Rewrite the listing below, replacing every "interactable" with "clickable" and leaving everything else as it is.

> _MATERIALS PROVIDED_
================

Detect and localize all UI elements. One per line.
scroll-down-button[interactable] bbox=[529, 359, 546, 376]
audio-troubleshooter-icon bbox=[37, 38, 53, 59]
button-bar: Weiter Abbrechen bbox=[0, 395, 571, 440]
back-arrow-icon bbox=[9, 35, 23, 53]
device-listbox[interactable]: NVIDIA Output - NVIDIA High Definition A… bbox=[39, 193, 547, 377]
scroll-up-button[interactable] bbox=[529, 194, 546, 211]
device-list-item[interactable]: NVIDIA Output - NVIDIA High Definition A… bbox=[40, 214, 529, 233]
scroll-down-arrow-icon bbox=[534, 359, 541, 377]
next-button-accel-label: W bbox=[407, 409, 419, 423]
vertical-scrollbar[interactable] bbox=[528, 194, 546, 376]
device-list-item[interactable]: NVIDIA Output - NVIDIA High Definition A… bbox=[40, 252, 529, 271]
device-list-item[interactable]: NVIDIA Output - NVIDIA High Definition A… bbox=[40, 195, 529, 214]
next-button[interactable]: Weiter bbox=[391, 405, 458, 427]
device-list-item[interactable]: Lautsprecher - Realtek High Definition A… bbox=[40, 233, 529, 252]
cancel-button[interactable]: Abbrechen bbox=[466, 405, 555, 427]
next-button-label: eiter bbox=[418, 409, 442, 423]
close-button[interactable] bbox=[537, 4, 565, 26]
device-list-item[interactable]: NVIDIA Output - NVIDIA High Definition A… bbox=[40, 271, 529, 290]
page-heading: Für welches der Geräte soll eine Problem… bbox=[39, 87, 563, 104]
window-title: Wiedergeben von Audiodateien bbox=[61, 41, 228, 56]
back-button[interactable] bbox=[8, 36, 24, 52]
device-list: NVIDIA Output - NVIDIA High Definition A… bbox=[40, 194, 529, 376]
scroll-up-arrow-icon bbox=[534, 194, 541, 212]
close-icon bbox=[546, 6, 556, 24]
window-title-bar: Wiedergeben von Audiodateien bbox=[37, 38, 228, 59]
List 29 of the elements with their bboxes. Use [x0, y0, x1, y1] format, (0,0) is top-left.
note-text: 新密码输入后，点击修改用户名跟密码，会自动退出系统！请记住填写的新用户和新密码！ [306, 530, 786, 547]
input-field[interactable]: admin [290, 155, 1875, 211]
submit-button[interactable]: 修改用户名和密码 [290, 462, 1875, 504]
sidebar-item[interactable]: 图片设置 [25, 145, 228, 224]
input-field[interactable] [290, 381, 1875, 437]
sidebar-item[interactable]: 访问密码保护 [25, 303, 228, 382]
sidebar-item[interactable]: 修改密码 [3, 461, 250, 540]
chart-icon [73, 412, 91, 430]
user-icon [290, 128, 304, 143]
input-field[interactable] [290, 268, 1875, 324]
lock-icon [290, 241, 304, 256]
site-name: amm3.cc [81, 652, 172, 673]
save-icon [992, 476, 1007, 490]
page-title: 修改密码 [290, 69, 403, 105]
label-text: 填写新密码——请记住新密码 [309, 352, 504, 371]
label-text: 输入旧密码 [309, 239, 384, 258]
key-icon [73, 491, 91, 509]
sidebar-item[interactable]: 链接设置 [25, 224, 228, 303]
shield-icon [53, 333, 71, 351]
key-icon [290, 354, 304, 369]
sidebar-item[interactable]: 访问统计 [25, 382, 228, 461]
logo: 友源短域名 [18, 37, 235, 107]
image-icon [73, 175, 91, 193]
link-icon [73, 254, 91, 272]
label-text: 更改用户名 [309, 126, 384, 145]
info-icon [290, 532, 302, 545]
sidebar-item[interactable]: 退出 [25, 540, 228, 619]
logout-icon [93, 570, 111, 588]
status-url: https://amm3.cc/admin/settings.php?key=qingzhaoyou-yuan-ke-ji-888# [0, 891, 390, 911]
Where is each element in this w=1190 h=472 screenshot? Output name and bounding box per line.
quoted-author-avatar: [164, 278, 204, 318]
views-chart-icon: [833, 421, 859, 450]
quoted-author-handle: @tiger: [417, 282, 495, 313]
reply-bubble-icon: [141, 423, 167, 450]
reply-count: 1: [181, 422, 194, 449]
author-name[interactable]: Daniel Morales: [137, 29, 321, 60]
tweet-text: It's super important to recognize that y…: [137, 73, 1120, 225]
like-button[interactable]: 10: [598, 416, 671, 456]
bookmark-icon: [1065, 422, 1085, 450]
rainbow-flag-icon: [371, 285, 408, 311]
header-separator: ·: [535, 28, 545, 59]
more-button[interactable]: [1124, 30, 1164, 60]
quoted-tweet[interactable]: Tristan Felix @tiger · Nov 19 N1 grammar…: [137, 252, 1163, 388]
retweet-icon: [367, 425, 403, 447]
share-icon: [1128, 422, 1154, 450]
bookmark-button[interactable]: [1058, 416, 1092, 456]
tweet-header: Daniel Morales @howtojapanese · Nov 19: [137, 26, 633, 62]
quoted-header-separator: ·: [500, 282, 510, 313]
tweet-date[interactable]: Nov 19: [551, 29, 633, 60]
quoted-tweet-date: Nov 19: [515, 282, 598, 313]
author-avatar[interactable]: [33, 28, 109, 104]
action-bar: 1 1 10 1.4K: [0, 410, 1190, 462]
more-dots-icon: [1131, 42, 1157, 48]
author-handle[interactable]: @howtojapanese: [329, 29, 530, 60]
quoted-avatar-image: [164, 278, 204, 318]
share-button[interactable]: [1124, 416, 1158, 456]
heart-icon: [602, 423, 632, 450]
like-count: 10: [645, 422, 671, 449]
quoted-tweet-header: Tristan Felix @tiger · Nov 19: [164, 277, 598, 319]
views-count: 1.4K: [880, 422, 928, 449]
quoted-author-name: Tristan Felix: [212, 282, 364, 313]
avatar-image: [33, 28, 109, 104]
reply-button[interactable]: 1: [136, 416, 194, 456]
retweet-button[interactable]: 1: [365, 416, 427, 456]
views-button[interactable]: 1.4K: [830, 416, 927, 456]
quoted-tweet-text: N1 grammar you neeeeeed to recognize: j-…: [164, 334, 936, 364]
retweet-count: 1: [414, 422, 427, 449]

================

> _THE COMPLETED TASK_
Detect and localize all UI elements. One per line.
scroll-down-button[clickable] bbox=[529, 359, 546, 376]
audio-troubleshooter-icon bbox=[37, 38, 53, 59]
button-bar: Weiter Abbrechen bbox=[0, 395, 571, 440]
back-arrow-icon bbox=[9, 35, 23, 53]
device-listbox[clickable]: NVIDIA Output - NVIDIA High Definition A… bbox=[39, 193, 547, 377]
scroll-up-button[clickable] bbox=[529, 194, 546, 211]
device-list-item[clickable]: NVIDIA Output - NVIDIA High Definition A… bbox=[40, 214, 529, 233]
scroll-down-arrow-icon bbox=[534, 359, 541, 377]
next-button-accel-label: W bbox=[407, 409, 419, 423]
vertical-scrollbar[clickable] bbox=[528, 194, 546, 376]
device-list-item[clickable]: NVIDIA Output - NVIDIA High Definition A… bbox=[40, 252, 529, 271]
device-list-item[clickable]: NVIDIA Output - NVIDIA High Definition A… bbox=[40, 195, 529, 214]
next-button[clickable]: Weiter bbox=[391, 405, 458, 427]
device-list-item[clickable]: Lautsprecher - Realtek High Definition A… bbox=[40, 233, 529, 252]
cancel-button[clickable]: Abbrechen bbox=[466, 405, 555, 427]
next-button-label: eiter bbox=[418, 409, 442, 423]
close-button[clickable] bbox=[537, 4, 565, 26]
device-list-item[clickable]: NVIDIA Output - NVIDIA High Definition A… bbox=[40, 271, 529, 290]
page-heading: Für welches der Geräte soll eine Problem… bbox=[39, 87, 563, 104]
window-title: Wiedergeben von Audiodateien bbox=[61, 41, 228, 56]
back-button[clickable] bbox=[8, 36, 24, 52]
device-list: NVIDIA Output - NVIDIA High Definition A… bbox=[40, 194, 529, 376]
scroll-up-arrow-icon bbox=[534, 194, 541, 212]
close-icon bbox=[546, 6, 556, 24]
window-title-bar: Wiedergeben von Audiodateien bbox=[37, 38, 228, 59]
List 29 of the elements with their bboxes. Use [x0, y0, x1, y1] format, (0,0) is top-left.
note-text: 新密码输入后，点击修改用户名跟密码，会自动退出系统！请记住填写的新用户和新密码！ [306, 530, 786, 547]
input-field[clickable]: admin [290, 155, 1875, 211]
submit-button[clickable]: 修改用户名和密码 [290, 462, 1875, 504]
sidebar-item[clickable]: 图片设置 [25, 145, 228, 224]
input-field[clickable] [290, 381, 1875, 437]
sidebar-item[clickable]: 访问密码保护 [25, 303, 228, 382]
sidebar-item[clickable]: 修改密码 [3, 461, 250, 540]
chart-icon [73, 412, 91, 430]
user-icon [290, 128, 304, 143]
input-field[clickable] [290, 268, 1875, 324]
lock-icon [290, 241, 304, 256]
site-name: amm3.cc [81, 652, 172, 673]
save-icon [992, 476, 1007, 490]
page-title: 修改密码 [290, 69, 403, 105]
label-text: 填写新密码——请记住新密码 [309, 352, 504, 371]
label-text: 输入旧密码 [309, 239, 384, 258]
key-icon [73, 491, 91, 509]
sidebar-item[clickable]: 链接设置 [25, 224, 228, 303]
shield-icon [53, 333, 71, 351]
key-icon [290, 354, 304, 369]
sidebar-item[clickable]: 访问统计 [25, 382, 228, 461]
logo: 友源短域名 [18, 37, 235, 107]
image-icon [73, 175, 91, 193]
link-icon [73, 254, 91, 272]
label-text: 更改用户名 [309, 126, 384, 145]
info-icon [290, 532, 302, 545]
sidebar-item[clickable]: 退出 [25, 540, 228, 619]
logout-icon [93, 570, 111, 588]
status-url: https://amm3.cc/admin/settings.php?key=qingzhaoyou-yuan-ke-ji-888# [0, 891, 390, 911]
Where is each element in this w=1190 h=472 screenshot? Output name and bounding box per line.
quoted-author-avatar: [164, 278, 204, 318]
views-chart-icon: [833, 421, 859, 450]
quoted-author-handle: @tiger: [417, 282, 495, 313]
reply-bubble-icon: [141, 423, 167, 450]
reply-count: 1: [181, 422, 194, 449]
author-name[clickable]: Daniel Morales: [137, 29, 321, 60]
tweet-text: It's super important to recognize that y…: [137, 73, 1120, 225]
like-button[clickable]: 10: [598, 416, 671, 456]
bookmark-icon: [1065, 422, 1085, 450]
rainbow-flag-icon: [371, 285, 408, 311]
header-separator: ·: [535, 28, 545, 59]
more-button[clickable]: [1124, 30, 1164, 60]
quoted-tweet[clickable]: Tristan Felix @tiger · Nov 19 N1 grammar…: [137, 252, 1163, 388]
retweet-icon: [367, 425, 403, 447]
share-icon: [1128, 422, 1154, 450]
bookmark-button[clickable]: [1058, 416, 1092, 456]
tweet-header: Daniel Morales @howtojapanese · Nov 19: [137, 26, 633, 62]
quoted-header-separator: ·: [500, 282, 510, 313]
tweet-date[clickable]: Nov 19: [551, 29, 633, 60]
quoted-tweet-date: Nov 19: [515, 282, 598, 313]
author-avatar[clickable]: [33, 28, 109, 104]
action-bar: 1 1 10 1.4K: [0, 410, 1190, 462]
more-dots-icon: [1131, 42, 1157, 48]
author-handle[clickable]: @howtojapanese: [329, 29, 530, 60]
quoted-avatar-image: [164, 278, 204, 318]
share-button[clickable]: [1124, 416, 1158, 456]
heart-icon: [602, 423, 632, 450]
like-count: 10: [645, 422, 671, 449]
quoted-tweet-header: Tristan Felix @tiger · Nov 19: [164, 277, 598, 319]
views-count: 1.4K: [880, 422, 928, 449]
quoted-author-name: Tristan Felix: [212, 282, 364, 313]
avatar-image: [33, 28, 109, 104]
reply-button[clickable]: 1: [136, 416, 194, 456]
retweet-button[clickable]: 1: [365, 416, 427, 456]
views-button[clickable]: 1.4K: [830, 416, 927, 456]
quoted-tweet-text: N1 grammar you neeeeeed to recognize: j-…: [164, 334, 936, 364]
retweet-count: 1: [414, 422, 427, 449]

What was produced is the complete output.